§ TASK DIRECTIONS
Where a line in the listing contains the string "შესაძლოა", copy that line out.
[START SOURCE DATA]
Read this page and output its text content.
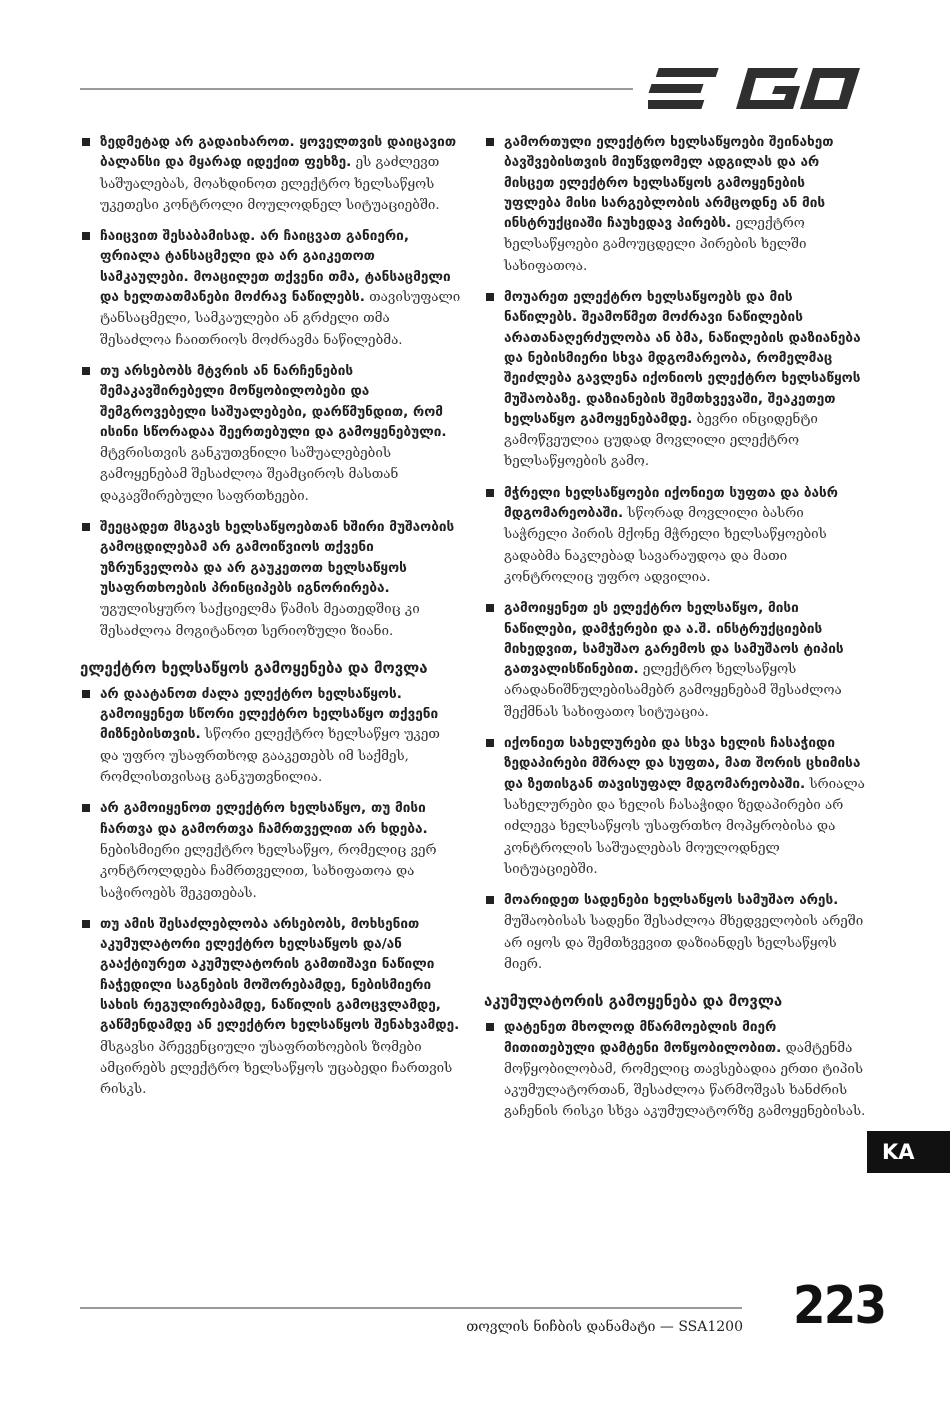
ზედმეტად არ გადაიხაროთ. ყოველთვის დაიცავით ბალანსი და მყარად იდექით ფეხზე. ეს გაძლევთ საშუალებას, მოახდინოთ ელექტრო ხელსაწყოს უკეთესი კონტროლი მოულოდნელ სიტუაციებში.
ჩაიცვით შესაბამისად. არ ჩაიცვათ განიერი, ფრიალა ტანსაცმელი და არ გაიკეთოთ სამკაულები. მოაცილეთ თქვენი თმა, ტანსაცმელი და ხელთათმანები მოძრავ ნაწილებს. თავისუფალი ტანსაცმელი, სამკაულები ან გრძელი თმა შესაძლოა ჩაითრიოს მოძრავმა ნაწილებმა.
თუ არსებობს მტვრის ან ნარჩენების შემაკავშირებელი მოწყობილობები და შემგროვებელი საშუალებები, დარწმუნდით, რომ ისინი სწორადაა შეერთებული და გამოყენებული. მტვრისთვის განკუთვნილი საშუალებების გამოყენებამ შესაძლოა შეამციროს მასთან დაკავშირებული საფრთხეები.
შეეცადეთ მსგავს ხელსაწყოებთან ხშირი მუშაობის გამოცდილებამ არ გამოიწვიოს თქვენი უზრუნველობა და არ გაუკეთოთ ხელსაწყოს უსაფრთხოების პრინციპებს იგნორირება. უგულისყურო საქციელმა წამის მეათედშიც კი შესაძლოა მოგიტანოთ სერიოზული ზიანი.
ელექტრო ხელსაწყოს გამოყენება და მოვლა
არ დაატანოთ ძალა ელექტრო ხელსაწყოს. გამოიყენეთ სწორი ელექტრო ხელსაწყო თქვენი მიზნებისთვის. სწორი ელექტრო ხელსაწყო უკეთ და უფრო უსაფრთხოდ გააკეთებს იმ საქმეს, რომლისთვისაც განკუთვნილია.
არ გამოიყენოთ ელექტრო ხელსაწყო, თუ მისი ჩართვა და გამორთვა ჩამრთველით არ ხდება. ნებისმიერი ელექტრო ხელსაწყო, რომელიც ვერ კონტროლდება ჩამრთველით, სახიფათოა და საჭიროებს შეკეთებას.
თუ ამის შესაძლებლობა არსებობს, მოხსენით აკუმულატორი ელექტრო ხელსაწყოს და/ან გააქტიურეთ აკუმულატორის გამთიშავი ნაწილი ჩაჭედილი საგნების მოშორებამდე, ნებისმიერი სახის რეგულირებამდე, ნაწილის გამოცვლამდე, გაწმენდამდე ან ელექტრო ხელსაწყოს შენახვამდე. მსგავსი პრევენციული უსაფრთხოების ზომები ამცირებს ელექტრო ხელსაწყოს უცაბედი ჩართვის რისკს.
გამორთული ელექტრო ხელსაწყოები შეინახეთ ბავშვებისთვის მიუწვდომელ ადგილას და არ მისცეთ ელექტრო ხელსაწყოს გამოყენების უფლება მისი სარგებლობის არმცოდნე ან მის ინსტრუქციაში ჩაუხედავ პირებს. ელექტრო ხელსაწყოები გამოუცდელი პირების ხელში სახიფათოა.
მოუარეთ ელექტრო ხელსაწყოებს და მის ნაწილებს. შეამოწმეთ მოძრავი ნაწილების არათანაღერძულობა ან ბმა, ნაწილების დაზიანება და ნებისმიერი სხვა მდგომარეობა, რომელმაც შეიძლება გავლენა იქონიოს ელექტრო ხელსაწყოს მუშაობაზე. დაზიანების შემთხვევაში, შეაკეთეთ ხელსაწყო გამოყენებამდე. ბევრი ინციდენტი გამოწვეულია ცუდად მოვლილი ელექტრო ხელსაწყოების გამო.
მჭრელი ხელსაწყოები იქონიეთ სუფთა და ბასრ მდგომარეობაში. სწორად მოვლილი ბასრი საჭრელი პირის მქონე მჭრელი ხელსაწყოების გადაბმა ნაკლებად სავარაუდოა და მათი კონტროლიც უფრო ადვილია.
გამოიყენეთ ეს ელექტრო ხელსაწყო, მისი ნაწილები, დამჭერები და ა.შ. ინსტრუქციების მიხედვით, სამუშაო გარემოს და სამუშაოს ტიპის გათვალისწინებით. ელექტრო ხელსაწყოს არადანიშნულებისამებრ გამოყენებამ შესაძლოა შექმნას სახიფათო სიტუაცია.
იქონიეთ სახელურები და სხვა ხელის ჩასაჭიდი ზედაპირები მშრალ და სუფთა, მათ შორის ცხიმისა და ზეთისგან თავისუფალ მდგომარეობაში. სრიალა სახელურები და ხელის ჩასაჭიდი ზედაპირები არ იძლევა ხელსაწყოს უსაფრთხო მოპყრობისა და კონტროლის საშუალებას მოულოდნელ სიტუაციებში.
მოარიდეთ სადენები ხელსაწყოს სამუშაო არეს. მუშაობისას სადენი შესაძლოა მხედველობის არეში არ იყოს და შემთხვევით დაზიანდეს ხელსაწყოს მიერ.
აკუმულატორის გამოყენება და მოვლა
დატენეთ მხოლოდ მწარმოებლის მიერ მითითებული დამტენი მოწყობილობით. დამტენმა მოწყობილობამ, რომელიც თავსებადია ერთი ტიპის აკუმულატორთან, შესაძლოა წარმოშვას ხანძრის გაჩენის რისკი სხვა აკუმულატორზე გამოყენებისას.
KA
თოვლის ნიჩბის დანამატი — SSA1200 223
[END SOURCE DATA]
§ SOLUTION FOR THIS PROBLEM
ჩაიცვით შესაბამისად. არ ჩაიცვათ განიერი, ფრიალა ტანსაცმელი და არ გაიკეთოთ სამკაულები. მოაცილეთ თქვენი თმა, ტანსაცმელი და ხელთათმანები მოძრავ ნაწილებს. თავისუფალი ტანსაცმელი, სამკაულები ან გრძელი თმა შესაძლოა ჩაითრიოს მოძრავმა ნაწილებმა.
თუ არსებობს მტვრის ან ნარჩენების შემაკავშირებელი მოწყობილობები და შემგროვებელი საშუალებები, დარწმუნდით, რომ ისინი სწორადაა შეერთებული და გამოყენებული. მტვრისთვის განკუთვნილი საშუალებების გამოყენებამ შესაძლოა შეამციროს მასთან დაკავშირებული საფრთხეები.
შეეცადეთ მსგავს ხელსაწყოებთან ხშირი მუშაობის გამოცდილებამ არ გამოიწვიოს თქვენი უზრუნველობა და არ გაუკეთოთ ხელსაწყოს უსაფრთხოების პრინციპებს იგნორირება. უგულისყურო საქციელმა წამის მეათედშიც კი შესაძლოა მოგიტანოთ სერიოზული ზიანი.
გამოიყენეთ ეს ელექტრო ხელსაწყო, მისი ნაწილები, დამჭერები და ა.შ. ინსტრუქციების მიხედვით, სამუშაო გარემოს და სამუშაოს ტიპის გათვალისწინებით. ელექტრო ხელსაწყოს არადანიშნულებისამებრ გამოყენებამ შესაძლოა შექმნას სახიფათო სიტუაცია.
მოარიდეთ სადენები ხელსაწყოს სამუშაო არეს. მუშაობისას სადენი შესაძლოა მხედველობის არეში არ იყოს და შემთხვევით დაზიანდეს ხელსაწყოს მიერ.
დატენეთ მხოლოდ მწარმოებლის მიერ მითითებული დამტენი მოწყობილობით. დამტენმა მოწყობილობამ, რომელიც თავსებადია ერთი ტიპის აკუმულატორთან, შესაძლოა წარმოშვას ხანძრის გაჩენის რისკი სხვა აკუმულატორზე გამოყენებისას.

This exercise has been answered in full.